» **PROBLEM**: Rewrite all the records with every "legend-label" swapped for "key-label" and nothing else changed. Leave the pictures out of your answer.

» **GIVEN INFORMATION**:

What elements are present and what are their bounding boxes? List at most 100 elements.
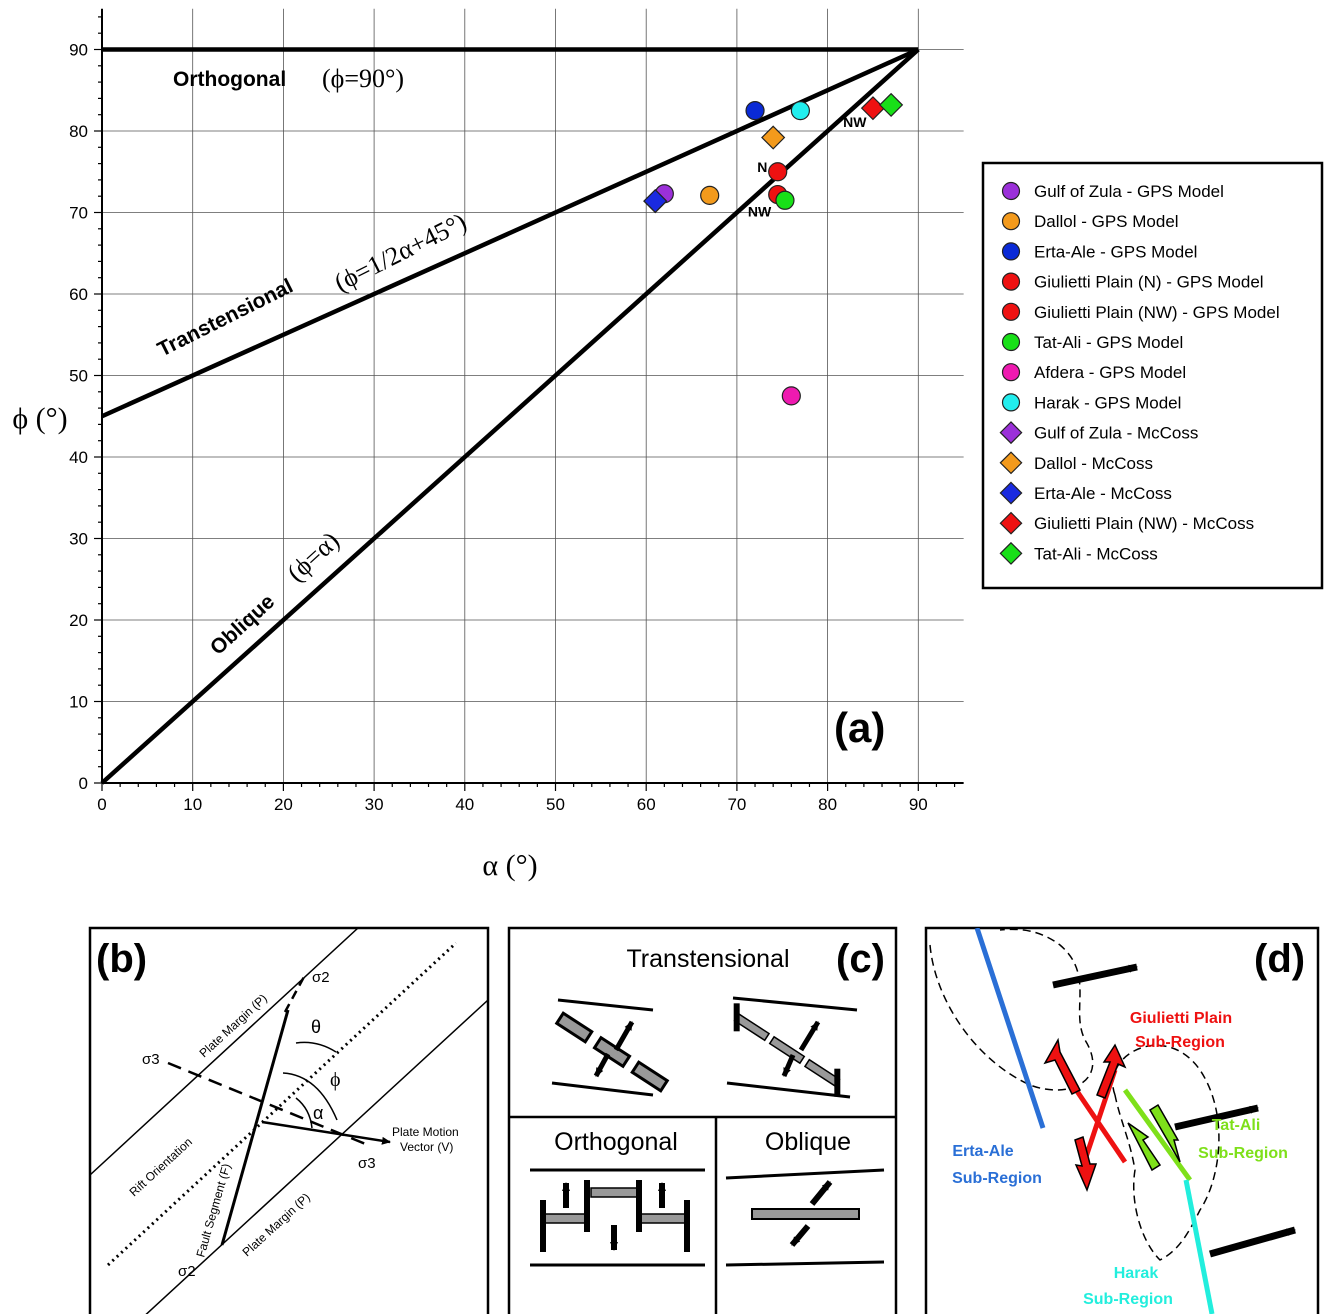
data-markers bbox=[643, 92, 904, 406]
x-tick-label: 30 bbox=[365, 795, 384, 814]
trans-left-arrow-down bbox=[593, 1052, 611, 1078]
sigma3-left-text: σ3 bbox=[142, 1051, 160, 1068]
panel-b-frame bbox=[88, 926, 490, 1314]
legend-label: Tat-Ali - GPS Model bbox=[1034, 333, 1183, 352]
transtensional-label: Transtensional bbox=[154, 275, 297, 362]
giulietti-arrow-bottom bbox=[1074, 1136, 1098, 1193]
legend-marker bbox=[1001, 272, 1021, 291]
marker-giulietti-plain-n-gps-model bbox=[768, 162, 788, 182]
legend-label: Gulf of Zula - McCoss bbox=[1034, 424, 1198, 443]
y-tick-label: 40 bbox=[69, 448, 88, 467]
trans-left-en-echelon bbox=[554, 1011, 670, 1093]
x-tick-label: 20 bbox=[274, 795, 293, 814]
tat-ali-arrow-1 bbox=[1127, 1122, 1162, 1172]
legend: Gulf of Zula - GPS Model Dallol - GPS Mod… bbox=[999, 181, 1280, 565]
sigma2-bottom-text: σ2 bbox=[178, 1263, 196, 1280]
y-tick-label: 60 bbox=[69, 285, 88, 304]
orthogonal-title: Orthogonal bbox=[554, 1128, 678, 1156]
tat-ali-rift-line bbox=[1122, 1088, 1193, 1182]
trans-left-bottom-margin bbox=[551, 1081, 654, 1097]
legend-marker bbox=[999, 541, 1023, 565]
x-tick-labels: 0 10 20 30 40 50 60 70 80 90 bbox=[97, 795, 927, 814]
plate-margin-bottom-line bbox=[145, 999, 488, 1314]
legend-marker bbox=[1001, 393, 1021, 412]
point-label: N bbox=[757, 159, 767, 175]
sigma3-right-text: σ3 bbox=[358, 1155, 376, 1172]
rift-orientation-line bbox=[106, 941, 458, 1267]
panel-d-label: (d) bbox=[1254, 937, 1305, 981]
legend-marker bbox=[999, 451, 1023, 475]
y-tick-label: 10 bbox=[69, 693, 88, 712]
marker-dallol-mccoss bbox=[761, 125, 786, 150]
reference-line-oblique bbox=[100, 47, 920, 785]
giulietti-label-1: Giulietti Plain bbox=[1130, 1010, 1232, 1027]
panel-b-diagram: (b) Plate Margin (P) Plate Margin (P) Ri… bbox=[88, 926, 490, 1314]
legend-label: Giulietti Plain (NW) - GPS Model bbox=[1034, 303, 1280, 322]
legend-marker bbox=[999, 511, 1023, 535]
trans-left-arrow-up bbox=[613, 1020, 635, 1052]
legend-label: Dallol - GPS Model bbox=[1034, 212, 1179, 231]
marker-erta-ale-mccoss bbox=[643, 188, 668, 214]
oblique-arrow-down bbox=[789, 1224, 811, 1247]
x-axis-label: α (°) bbox=[482, 849, 537, 882]
x-tick-label: 60 bbox=[637, 795, 656, 814]
sigma2-top-text: σ2 bbox=[312, 969, 330, 986]
marker-erta-ale-gps-model bbox=[745, 101, 765, 121]
marker-tat-ali-gps-model bbox=[775, 190, 795, 210]
legend-label: Gulf of Zula - GPS Model bbox=[1034, 182, 1224, 201]
x-tick-label: 70 bbox=[727, 795, 746, 814]
legend-label: Dallol - McCoss bbox=[1034, 454, 1153, 473]
legend-marker bbox=[1001, 181, 1021, 201]
harak-label-2: Sub-Region bbox=[1083, 1291, 1173, 1308]
y-tick-label: 70 bbox=[69, 204, 88, 223]
trans-right-top-margin bbox=[732, 996, 858, 1012]
y-tick-label: 0 bbox=[79, 774, 88, 793]
erta-ale-label-1: Erta-Ale bbox=[952, 1143, 1013, 1160]
plate-motion-arrow-1 bbox=[1052, 963, 1138, 989]
giulietti-label-2: Sub-Region bbox=[1135, 1034, 1225, 1051]
ortho-segment-mid bbox=[590, 1187, 638, 1198]
legend-marker bbox=[999, 421, 1023, 445]
reference-lines bbox=[100, 47, 920, 785]
x-tick-label: 10 bbox=[183, 795, 202, 814]
marker-afdera-gps-model bbox=[781, 386, 801, 406]
ortho-segment-left bbox=[542, 1213, 586, 1224]
giulietti-arrow-top-right bbox=[1096, 1043, 1127, 1099]
x-tick-label: 80 bbox=[818, 795, 837, 814]
trans-right-en-echelon bbox=[733, 1003, 841, 1097]
panel-c-frame bbox=[507, 926, 898, 1314]
plate-motion-text-1: Plate Motion bbox=[392, 1125, 459, 1139]
panel-c-label: (c) bbox=[836, 937, 885, 981]
point-label: NW bbox=[748, 204, 772, 220]
marker-harak-gps-model bbox=[790, 101, 810, 121]
trans-right-bottom-margin bbox=[726, 1081, 851, 1099]
marker-tat-ali-mccoss bbox=[878, 92, 904, 118]
y-tick-label: 90 bbox=[69, 41, 88, 60]
y-tick-labels: 0 10 20 30 40 50 60 70 80 90 bbox=[69, 41, 88, 794]
y-tick-label: 50 bbox=[69, 367, 88, 386]
oblique-bottom-margin bbox=[725, 1260, 885, 1267]
panel-a-label: (a) bbox=[834, 704, 885, 751]
plate-motion-text-2: Vector (V) bbox=[400, 1140, 453, 1154]
legend-label: Erta-Ale - GPS Model bbox=[1034, 242, 1197, 261]
harak-rift-line bbox=[1183, 1179, 1215, 1314]
oblique-arrow-up bbox=[809, 1180, 833, 1206]
legend-label: Giulietti Plain (NW) - McCoss bbox=[1034, 514, 1254, 533]
alpha-symbol: α bbox=[313, 1103, 323, 1123]
plate-motion-arrow-2 bbox=[1174, 1104, 1259, 1131]
panel-c-diagram: (c) Transtensional Orthogonal Oblique bbox=[507, 926, 898, 1314]
orthogonal-equation: (ϕ=90°) bbox=[322, 64, 404, 93]
legend-label: Afdera - GPS Model bbox=[1034, 363, 1186, 382]
ortho-segment-right bbox=[640, 1213, 686, 1224]
panel-a-chart: 0 10 20 30 40 50 60 70 80 90 0102030405060708090 … bbox=[12, 8, 1324, 882]
theta-arc bbox=[295, 1041, 337, 1053]
plate-motion-arrow-3 bbox=[1209, 1226, 1296, 1258]
plate-motion-vector bbox=[261, 1120, 391, 1145]
legend-marker bbox=[1001, 302, 1021, 321]
legend-marker bbox=[1001, 363, 1021, 382]
legend-label: Tat-Ali - McCoss bbox=[1034, 544, 1158, 563]
x-tick-label: 90 bbox=[909, 795, 928, 814]
giulietti-arrow-top-left bbox=[1043, 1037, 1082, 1096]
point-labels: N NW NW bbox=[748, 114, 867, 220]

» **RESULT**:
What elements are present and what are their bounding boxes? List at most 100 elements.
data-markers bbox=[643, 92, 904, 406]
x-tick-label: 30 bbox=[365, 795, 384, 814]
trans-left-arrow-down bbox=[593, 1052, 611, 1078]
sigma3-left-text: σ3 bbox=[142, 1051, 160, 1068]
panel-b-frame bbox=[88, 926, 490, 1314]
key-label: Tat-Ali - GPS Model bbox=[1034, 333, 1183, 352]
transtensional-label: Transtensional bbox=[154, 275, 297, 362]
giulietti-arrow-bottom bbox=[1074, 1136, 1098, 1193]
legend-marker bbox=[1001, 272, 1021, 291]
marker-giulietti-plain-n-gps-model bbox=[768, 162, 788, 182]
key-label: Gulf of Zula - McCoss bbox=[1034, 424, 1198, 443]
y-tick-label: 40 bbox=[69, 448, 88, 467]
trans-left-en-echelon bbox=[554, 1011, 670, 1093]
x-tick-label: 20 bbox=[274, 795, 293, 814]
tat-ali-arrow-1 bbox=[1127, 1122, 1162, 1172]
legend: Gulf of Zula - GPS Model Dallol - GPS Mod… bbox=[999, 181, 1280, 565]
sigma2-bottom-text: σ2 bbox=[178, 1263, 196, 1280]
y-tick-label: 60 bbox=[69, 285, 88, 304]
orthogonal-title: Orthogonal bbox=[554, 1128, 678, 1156]
tat-ali-rift-line bbox=[1122, 1088, 1193, 1182]
trans-left-bottom-margin bbox=[551, 1081, 654, 1097]
legend-marker bbox=[999, 541, 1023, 565]
x-tick-labels: 0 10 20 30 40 50 60 70 80 90 bbox=[97, 795, 927, 814]
plate-margin-bottom-line bbox=[145, 999, 488, 1314]
legend-marker bbox=[1001, 393, 1021, 412]
point-label: N bbox=[757, 159, 767, 175]
sigma3-right-text: σ3 bbox=[358, 1155, 376, 1172]
rift-orientation-line bbox=[106, 941, 458, 1267]
panel-d-label: (d) bbox=[1254, 937, 1305, 981]
legend-marker bbox=[999, 451, 1023, 475]
y-tick-label: 10 bbox=[69, 693, 88, 712]
marker-dallol-mccoss bbox=[761, 125, 786, 150]
reference-line-oblique bbox=[100, 47, 920, 785]
giulietti-label-1: Giulietti Plain bbox=[1130, 1010, 1232, 1027]
panel-b-diagram: (b) Plate Margin (P) Plate Margin (P) Ri… bbox=[88, 926, 490, 1314]
key-label: Giulietti Plain (NW) - GPS Model bbox=[1034, 303, 1280, 322]
legend-marker bbox=[999, 511, 1023, 535]
trans-left-arrow-up bbox=[613, 1020, 635, 1052]
key-label: Dallol - GPS Model bbox=[1034, 212, 1179, 231]
marker-erta-ale-mccoss bbox=[643, 188, 668, 214]
oblique-arrow-down bbox=[789, 1224, 811, 1247]
x-axis-label: α (°) bbox=[482, 849, 537, 882]
x-tick-label: 60 bbox=[637, 795, 656, 814]
sigma2-top-text: σ2 bbox=[312, 969, 330, 986]
marker-erta-ale-gps-model bbox=[745, 101, 765, 121]
marker-tat-ali-gps-model bbox=[775, 190, 795, 210]
key-label: Gulf of Zula - GPS Model bbox=[1034, 182, 1224, 201]
x-tick-label: 70 bbox=[727, 795, 746, 814]
key-label: Dallol - McCoss bbox=[1034, 454, 1153, 473]
legend-marker bbox=[1001, 181, 1021, 201]
harak-label-2: Sub-Region bbox=[1083, 1291, 1173, 1308]
y-tick-label: 70 bbox=[69, 204, 88, 223]
trans-right-top-margin bbox=[732, 996, 858, 1012]
y-tick-label: 0 bbox=[79, 774, 88, 793]
erta-ale-label-1: Erta-Ale bbox=[952, 1143, 1013, 1160]
plate-motion-arrow-1 bbox=[1052, 963, 1138, 989]
giulietti-label-2: Sub-Region bbox=[1135, 1034, 1225, 1051]
ortho-segment-mid bbox=[590, 1187, 638, 1198]
legend-marker bbox=[999, 421, 1023, 445]
reference-lines bbox=[100, 47, 920, 785]
x-tick-label: 10 bbox=[183, 795, 202, 814]
marker-afdera-gps-model bbox=[781, 386, 801, 406]
ortho-segment-left bbox=[542, 1213, 586, 1224]
giulietti-arrow-top-right bbox=[1096, 1043, 1127, 1099]
x-tick-label: 80 bbox=[818, 795, 837, 814]
trans-right-en-echelon bbox=[733, 1003, 841, 1097]
panel-c-frame bbox=[507, 926, 898, 1314]
plate-motion-text-1: Plate Motion bbox=[392, 1125, 459, 1139]
panel-c-label: (c) bbox=[836, 937, 885, 981]
point-label: NW bbox=[748, 204, 772, 220]
marker-harak-gps-model bbox=[790, 101, 810, 121]
trans-right-bottom-margin bbox=[726, 1081, 851, 1099]
marker-tat-ali-mccoss bbox=[878, 92, 904, 118]
y-tick-label: 90 bbox=[69, 41, 88, 60]
y-tick-labels: 0 10 20 30 40 50 60 70 80 90 bbox=[69, 41, 88, 794]
y-tick-label: 50 bbox=[69, 367, 88, 386]
oblique-bottom-margin bbox=[725, 1260, 885, 1267]
panel-a-label: (a) bbox=[834, 704, 885, 751]
plate-motion-text-2: Vector (V) bbox=[400, 1140, 453, 1154]
key-label: Erta-Ale - GPS Model bbox=[1034, 242, 1197, 261]
harak-rift-line bbox=[1183, 1179, 1215, 1314]
oblique-arrow-up bbox=[809, 1180, 833, 1206]
key-label: Giulietti Plain (NW) - McCoss bbox=[1034, 514, 1254, 533]
alpha-symbol: α bbox=[313, 1103, 323, 1123]
plate-motion-arrow-2 bbox=[1174, 1104, 1259, 1131]
panel-c-diagram: (c) Transtensional Orthogonal Oblique bbox=[507, 926, 898, 1314]
orthogonal-equation: (ϕ=90°) bbox=[322, 64, 404, 93]
key-label: Afdera - GPS Model bbox=[1034, 363, 1186, 382]
ortho-segment-right bbox=[640, 1213, 686, 1224]
panel-a-chart: 0 10 20 30 40 50 60 70 80 90 0102030405060708090 … bbox=[12, 8, 1324, 882]
theta-arc bbox=[295, 1041, 337, 1053]
plate-motion-arrow-3 bbox=[1209, 1226, 1296, 1258]
plate-motion-vector bbox=[261, 1120, 391, 1145]
legend-marker bbox=[1001, 302, 1021, 321]
legend-marker bbox=[1001, 363, 1021, 382]
key-label: Tat-Ali - McCoss bbox=[1034, 544, 1158, 563]
x-tick-label: 90 bbox=[909, 795, 928, 814]
giulietti-arrow-top-left bbox=[1043, 1037, 1082, 1096]
point-labels: N NW NW bbox=[748, 114, 867, 220]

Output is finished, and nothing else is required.